**Task statement**
Repeat each line exactly, leaving nothing out.

**Record list**
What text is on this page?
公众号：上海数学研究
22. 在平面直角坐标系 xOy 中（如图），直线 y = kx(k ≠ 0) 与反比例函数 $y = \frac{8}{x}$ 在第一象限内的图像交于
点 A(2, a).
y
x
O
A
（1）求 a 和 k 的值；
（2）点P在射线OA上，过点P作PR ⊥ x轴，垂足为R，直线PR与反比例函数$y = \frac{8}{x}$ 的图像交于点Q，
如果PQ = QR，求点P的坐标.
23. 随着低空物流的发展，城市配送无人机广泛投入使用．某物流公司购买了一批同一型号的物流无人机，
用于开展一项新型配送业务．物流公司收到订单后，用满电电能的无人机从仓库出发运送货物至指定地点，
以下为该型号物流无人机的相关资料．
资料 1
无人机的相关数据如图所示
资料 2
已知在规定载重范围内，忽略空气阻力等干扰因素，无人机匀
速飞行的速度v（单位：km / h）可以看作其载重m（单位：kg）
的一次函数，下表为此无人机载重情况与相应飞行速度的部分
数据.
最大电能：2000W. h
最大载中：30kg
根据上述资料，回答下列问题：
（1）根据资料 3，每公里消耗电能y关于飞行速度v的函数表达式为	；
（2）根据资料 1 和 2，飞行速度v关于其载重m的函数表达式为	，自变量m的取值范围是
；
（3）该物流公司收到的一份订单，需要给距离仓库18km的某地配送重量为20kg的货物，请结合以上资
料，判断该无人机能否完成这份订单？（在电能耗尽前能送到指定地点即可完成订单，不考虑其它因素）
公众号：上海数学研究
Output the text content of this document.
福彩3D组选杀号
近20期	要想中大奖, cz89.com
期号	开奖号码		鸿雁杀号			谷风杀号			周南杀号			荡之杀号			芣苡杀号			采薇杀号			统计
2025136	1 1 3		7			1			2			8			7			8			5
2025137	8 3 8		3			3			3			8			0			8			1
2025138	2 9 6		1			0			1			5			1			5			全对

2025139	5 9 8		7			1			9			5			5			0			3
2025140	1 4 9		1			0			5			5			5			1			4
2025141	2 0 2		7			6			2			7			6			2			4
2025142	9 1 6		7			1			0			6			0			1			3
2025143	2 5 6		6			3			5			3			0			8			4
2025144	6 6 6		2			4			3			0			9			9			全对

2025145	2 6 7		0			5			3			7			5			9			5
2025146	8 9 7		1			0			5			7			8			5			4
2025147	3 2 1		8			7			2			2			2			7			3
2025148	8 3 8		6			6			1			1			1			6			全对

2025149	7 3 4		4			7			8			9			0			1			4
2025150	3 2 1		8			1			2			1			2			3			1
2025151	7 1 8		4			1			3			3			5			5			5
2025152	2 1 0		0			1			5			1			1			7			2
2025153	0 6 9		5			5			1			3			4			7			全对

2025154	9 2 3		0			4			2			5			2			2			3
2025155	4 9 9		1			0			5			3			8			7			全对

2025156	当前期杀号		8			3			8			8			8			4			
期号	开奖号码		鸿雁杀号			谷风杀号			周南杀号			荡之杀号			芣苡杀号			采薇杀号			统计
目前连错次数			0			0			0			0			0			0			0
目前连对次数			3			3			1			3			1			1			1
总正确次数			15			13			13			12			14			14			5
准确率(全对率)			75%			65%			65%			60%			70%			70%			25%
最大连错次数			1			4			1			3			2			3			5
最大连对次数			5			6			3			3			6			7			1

**Exercise answer**
What text is on this page?
公众号：上海数学研究
22. 在平面直角坐标系 xOy 中（如图），直线 y = kx(k ≠ 0) 与反比例函数 $y = \frac{8}{x}$ 在第一象限内的图像交于
点 A(2, a).
y
x
O
A
（1）求 a 和 k 的值；
（2）点P在射线OA上，过点P作PR ⊥ x轴，垂足为R，直线PR与反比例函数$y = \frac{8}{x}$ 的图像交于点Q，
如果PQ = QR，求点P的坐标.
23. 随着低空物流的发展，城市配送无人机广泛投入使用．某物流公司购买了一批同一型号的物流无人机，
用于开展一项新型配送业务．物流公司收到订单后，用满电电能的无人机从仓库出发运送货物至指定地点，
以下为该型号物流无人机的相关资料．
资料 1
无人机的相关数据如图所示
资料 2
已知在规定载重范围内，忽略空气阻力等干扰因素，无人机匀
速飞行的速度v（单位：km / h）可以看作其载重m（单位：kg）
的一次函数，下表为此无人机载重情况与相应飞行速度的部分
数据.
最大电能：2000W. h
最大载中：30kg
根据上述资料，回答下列问题：
（1）根据资料 3，每公里消耗电能y关于飞行速度v的函数表达式为	；
（2）根据资料 1 和 2，飞行速度v关于其载重m的函数表达式为	，自变量m的取值范围是
；
（3）该物流公司收到的一份订单，需要给距离仓库18km的某地配送重量为20kg的货物，请结合以上资
料，判断该无人机能否完成这份订单？（在电能耗尽前能送到指定地点即可完成订单，不考虑其它因素）
公众号：上海数学研究
Output the text content of this document.
福彩3D组选杀号
近20期	要想中大奖, cz89.com
期号	开奖号码		鸿雁杀号			谷风杀号			周南杀号			荡之杀号			芣苡杀号			采薇杀号			统计
2025136	1 1 3		7			1			2			8			7			8			5
2025137	8 3 8		3			3			3			8			0			8			1
2025138	2 9 6		1			0			1			5			1			5			全对

2025139	5 9 8		7			1			9			5			5			0			3
2025140	1 4 9		1			0			5			5			5			1			4
2025141	2 0 2		7			6			2			7			6			2			4
2025142	9 1 6		7			1			0			6			0			1			3
2025143	2 5 6		6			3			5			3			0			8			4
2025144	6 6 6		2			4			3			0			9			9			全对

2025145	2 6 7		0			5			3			7			5			9			5
2025146	8 9 7		1			0			5			7			8			5			4
2025147	3 2 1		8			7			2			2			2			7			3
2025148	8 3 8		6			6			1			1			1			6			全对

2025149	7 3 4		4			7			8			9			0			1			4
2025150	3 2 1		8			1			2			1			2			3			1
2025151	7 1 8		4			1			3			3			5			5			5
2025152	2 1 0		0			1			5			1			1			7			2
2025153	0 6 9		5			5			1			3			4			7			全对

2025154	9 2 3		0			4			2			5			2			2			3
2025155	4 9 9		1			0			5			3			8			7			全对

2025156	当前期杀号		8			3			8			8			8			4			
期号	开奖号码		鸿雁杀号			谷风杀号			周南杀号			荡之杀号			芣苡杀号			采薇杀号			统计
目前连错次数			0			0			0			0			0			0			0
目前连对次数			3			3			1			3			1			1			1
总正确次数			15			13			13			12			14			14			5
准确率(全对率)			75%			65%			65%			60%			70%			70%			25%
最大连错次数			1			4			1			3			2			3			5
最大连对次数			5			6			3			3			6			7			1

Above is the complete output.